* **Material for this task**
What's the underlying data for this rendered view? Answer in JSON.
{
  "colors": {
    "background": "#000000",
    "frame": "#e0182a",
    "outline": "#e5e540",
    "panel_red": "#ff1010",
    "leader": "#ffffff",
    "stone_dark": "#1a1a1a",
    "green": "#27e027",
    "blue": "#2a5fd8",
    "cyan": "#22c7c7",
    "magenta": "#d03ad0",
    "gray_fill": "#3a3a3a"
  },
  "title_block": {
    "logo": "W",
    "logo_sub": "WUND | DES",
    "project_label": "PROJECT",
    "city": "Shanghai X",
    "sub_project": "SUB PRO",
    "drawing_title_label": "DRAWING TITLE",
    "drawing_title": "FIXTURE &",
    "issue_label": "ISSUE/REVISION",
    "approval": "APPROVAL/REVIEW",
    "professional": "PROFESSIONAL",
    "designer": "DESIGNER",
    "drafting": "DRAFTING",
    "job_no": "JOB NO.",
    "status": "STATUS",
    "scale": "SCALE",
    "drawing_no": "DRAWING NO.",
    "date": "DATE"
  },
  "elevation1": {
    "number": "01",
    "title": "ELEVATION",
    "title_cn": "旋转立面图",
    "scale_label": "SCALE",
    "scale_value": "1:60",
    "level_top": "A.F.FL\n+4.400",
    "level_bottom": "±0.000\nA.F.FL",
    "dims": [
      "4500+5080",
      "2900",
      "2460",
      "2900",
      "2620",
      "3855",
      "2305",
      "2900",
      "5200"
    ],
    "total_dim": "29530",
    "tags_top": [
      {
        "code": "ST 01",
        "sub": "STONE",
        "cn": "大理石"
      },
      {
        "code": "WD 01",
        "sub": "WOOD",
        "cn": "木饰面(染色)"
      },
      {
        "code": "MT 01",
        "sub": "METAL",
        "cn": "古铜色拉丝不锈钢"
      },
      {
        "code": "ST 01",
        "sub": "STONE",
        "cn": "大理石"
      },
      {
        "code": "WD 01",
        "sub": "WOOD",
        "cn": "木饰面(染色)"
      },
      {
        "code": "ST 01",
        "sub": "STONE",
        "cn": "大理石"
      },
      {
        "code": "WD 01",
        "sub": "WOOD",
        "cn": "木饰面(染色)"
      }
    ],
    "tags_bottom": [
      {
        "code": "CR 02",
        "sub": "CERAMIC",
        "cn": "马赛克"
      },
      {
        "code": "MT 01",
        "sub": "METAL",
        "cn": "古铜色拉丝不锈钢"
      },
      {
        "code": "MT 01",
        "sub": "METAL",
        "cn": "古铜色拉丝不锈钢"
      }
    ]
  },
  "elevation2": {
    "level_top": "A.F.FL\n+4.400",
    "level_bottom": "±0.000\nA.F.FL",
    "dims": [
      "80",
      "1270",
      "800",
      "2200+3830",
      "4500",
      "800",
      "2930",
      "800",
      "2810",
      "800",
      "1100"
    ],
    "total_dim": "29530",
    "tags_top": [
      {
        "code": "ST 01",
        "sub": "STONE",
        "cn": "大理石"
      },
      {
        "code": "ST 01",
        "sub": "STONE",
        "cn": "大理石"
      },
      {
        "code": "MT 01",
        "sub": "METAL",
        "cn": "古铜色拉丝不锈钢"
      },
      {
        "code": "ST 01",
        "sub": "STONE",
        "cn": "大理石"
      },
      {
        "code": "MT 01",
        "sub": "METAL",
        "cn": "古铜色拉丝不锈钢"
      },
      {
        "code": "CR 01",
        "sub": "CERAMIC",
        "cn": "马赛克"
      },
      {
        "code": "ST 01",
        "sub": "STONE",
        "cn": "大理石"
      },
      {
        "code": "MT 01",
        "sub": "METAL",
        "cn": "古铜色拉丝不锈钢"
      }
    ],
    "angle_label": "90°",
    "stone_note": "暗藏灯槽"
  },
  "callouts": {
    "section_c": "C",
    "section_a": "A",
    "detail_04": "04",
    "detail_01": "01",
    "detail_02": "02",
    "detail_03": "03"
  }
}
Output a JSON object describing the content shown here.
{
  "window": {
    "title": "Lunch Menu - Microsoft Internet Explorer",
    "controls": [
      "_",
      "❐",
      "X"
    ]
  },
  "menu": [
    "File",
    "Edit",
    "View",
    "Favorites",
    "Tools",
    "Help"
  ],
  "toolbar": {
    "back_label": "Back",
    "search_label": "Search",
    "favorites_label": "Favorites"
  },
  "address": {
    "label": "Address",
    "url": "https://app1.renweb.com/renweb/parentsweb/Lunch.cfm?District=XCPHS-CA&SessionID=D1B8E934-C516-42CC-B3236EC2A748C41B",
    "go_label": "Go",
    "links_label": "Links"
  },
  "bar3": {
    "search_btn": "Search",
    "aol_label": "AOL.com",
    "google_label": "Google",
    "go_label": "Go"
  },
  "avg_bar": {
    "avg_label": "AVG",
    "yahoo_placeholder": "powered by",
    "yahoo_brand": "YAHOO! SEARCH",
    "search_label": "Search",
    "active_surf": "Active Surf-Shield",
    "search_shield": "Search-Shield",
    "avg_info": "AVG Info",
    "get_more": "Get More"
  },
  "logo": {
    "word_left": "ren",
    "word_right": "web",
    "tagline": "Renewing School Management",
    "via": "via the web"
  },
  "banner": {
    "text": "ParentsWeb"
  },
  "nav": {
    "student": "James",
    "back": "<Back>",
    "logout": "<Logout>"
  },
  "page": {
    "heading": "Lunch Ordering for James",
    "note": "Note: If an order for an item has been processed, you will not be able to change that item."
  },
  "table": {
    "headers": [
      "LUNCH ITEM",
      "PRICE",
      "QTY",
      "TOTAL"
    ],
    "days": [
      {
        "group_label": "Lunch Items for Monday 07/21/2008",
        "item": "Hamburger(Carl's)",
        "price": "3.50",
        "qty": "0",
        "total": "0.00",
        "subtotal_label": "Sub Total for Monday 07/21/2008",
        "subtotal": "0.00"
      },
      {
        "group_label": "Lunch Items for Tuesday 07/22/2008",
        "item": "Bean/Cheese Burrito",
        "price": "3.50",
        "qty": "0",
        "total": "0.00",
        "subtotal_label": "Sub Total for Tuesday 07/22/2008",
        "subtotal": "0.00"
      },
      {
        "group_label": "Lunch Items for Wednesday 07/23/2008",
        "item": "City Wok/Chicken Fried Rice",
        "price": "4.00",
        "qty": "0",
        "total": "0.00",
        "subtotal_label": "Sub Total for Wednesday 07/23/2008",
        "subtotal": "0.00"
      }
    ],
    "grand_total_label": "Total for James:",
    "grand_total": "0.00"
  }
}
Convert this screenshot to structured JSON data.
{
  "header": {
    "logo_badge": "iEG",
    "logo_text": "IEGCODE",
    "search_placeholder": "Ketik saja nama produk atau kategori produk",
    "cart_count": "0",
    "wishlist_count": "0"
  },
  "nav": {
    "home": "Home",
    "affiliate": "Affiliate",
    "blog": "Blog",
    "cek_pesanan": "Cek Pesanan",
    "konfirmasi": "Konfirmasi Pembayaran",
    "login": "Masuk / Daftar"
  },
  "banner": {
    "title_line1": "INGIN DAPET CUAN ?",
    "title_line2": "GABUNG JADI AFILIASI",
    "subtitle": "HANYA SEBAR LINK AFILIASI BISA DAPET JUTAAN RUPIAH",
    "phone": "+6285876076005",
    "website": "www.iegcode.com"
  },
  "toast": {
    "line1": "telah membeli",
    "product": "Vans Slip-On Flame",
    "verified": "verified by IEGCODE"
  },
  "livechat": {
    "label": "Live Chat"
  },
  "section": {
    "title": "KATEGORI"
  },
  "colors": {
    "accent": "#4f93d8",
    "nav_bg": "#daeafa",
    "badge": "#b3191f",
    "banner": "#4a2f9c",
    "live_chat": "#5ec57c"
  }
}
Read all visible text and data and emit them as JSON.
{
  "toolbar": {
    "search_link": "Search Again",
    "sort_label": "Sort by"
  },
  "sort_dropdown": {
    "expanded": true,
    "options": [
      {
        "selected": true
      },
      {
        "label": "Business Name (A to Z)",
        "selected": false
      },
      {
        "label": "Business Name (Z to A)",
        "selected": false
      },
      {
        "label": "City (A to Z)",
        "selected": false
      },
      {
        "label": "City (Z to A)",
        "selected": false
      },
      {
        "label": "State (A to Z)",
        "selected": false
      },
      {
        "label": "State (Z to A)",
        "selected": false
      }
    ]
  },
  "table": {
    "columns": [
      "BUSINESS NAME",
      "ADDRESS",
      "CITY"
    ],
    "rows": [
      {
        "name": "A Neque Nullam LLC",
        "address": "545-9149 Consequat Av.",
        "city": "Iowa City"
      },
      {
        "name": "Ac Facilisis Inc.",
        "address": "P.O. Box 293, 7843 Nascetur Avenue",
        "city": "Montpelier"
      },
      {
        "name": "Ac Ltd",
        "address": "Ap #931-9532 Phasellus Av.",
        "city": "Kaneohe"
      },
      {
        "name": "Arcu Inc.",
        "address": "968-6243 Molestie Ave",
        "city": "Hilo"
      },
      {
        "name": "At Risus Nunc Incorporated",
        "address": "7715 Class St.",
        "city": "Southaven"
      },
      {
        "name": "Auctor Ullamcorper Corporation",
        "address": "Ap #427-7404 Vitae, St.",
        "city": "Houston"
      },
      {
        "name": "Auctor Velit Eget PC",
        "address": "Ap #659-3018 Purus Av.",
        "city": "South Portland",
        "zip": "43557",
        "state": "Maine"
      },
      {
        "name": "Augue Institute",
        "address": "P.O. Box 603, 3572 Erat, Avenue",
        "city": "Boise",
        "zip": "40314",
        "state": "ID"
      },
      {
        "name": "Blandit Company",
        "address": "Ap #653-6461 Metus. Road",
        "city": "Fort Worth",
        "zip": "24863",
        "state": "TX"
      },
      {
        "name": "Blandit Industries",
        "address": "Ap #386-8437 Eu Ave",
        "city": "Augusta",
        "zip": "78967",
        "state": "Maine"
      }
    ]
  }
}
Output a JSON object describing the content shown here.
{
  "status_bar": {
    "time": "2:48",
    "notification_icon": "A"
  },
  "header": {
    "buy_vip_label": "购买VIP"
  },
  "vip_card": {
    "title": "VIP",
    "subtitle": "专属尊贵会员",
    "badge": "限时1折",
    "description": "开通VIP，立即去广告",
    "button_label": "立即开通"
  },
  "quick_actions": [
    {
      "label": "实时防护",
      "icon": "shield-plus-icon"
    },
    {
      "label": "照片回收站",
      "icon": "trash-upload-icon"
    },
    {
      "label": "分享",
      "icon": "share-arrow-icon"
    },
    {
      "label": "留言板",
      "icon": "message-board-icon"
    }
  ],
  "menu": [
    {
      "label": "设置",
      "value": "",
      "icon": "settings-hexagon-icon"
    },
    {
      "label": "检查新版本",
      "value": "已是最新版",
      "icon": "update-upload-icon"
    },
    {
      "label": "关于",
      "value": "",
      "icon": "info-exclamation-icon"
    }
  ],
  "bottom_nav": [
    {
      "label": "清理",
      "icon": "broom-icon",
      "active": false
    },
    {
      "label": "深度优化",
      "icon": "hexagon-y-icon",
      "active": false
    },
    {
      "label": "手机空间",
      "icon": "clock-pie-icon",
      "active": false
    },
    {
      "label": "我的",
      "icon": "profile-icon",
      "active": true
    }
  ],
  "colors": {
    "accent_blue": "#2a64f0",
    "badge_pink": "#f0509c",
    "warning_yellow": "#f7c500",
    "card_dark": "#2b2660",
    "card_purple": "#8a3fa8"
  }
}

* **Aim of the exercise**
Reply with the number of lines in the preceding entries that contain "true", and no other words.

* **Result of this exercise**
3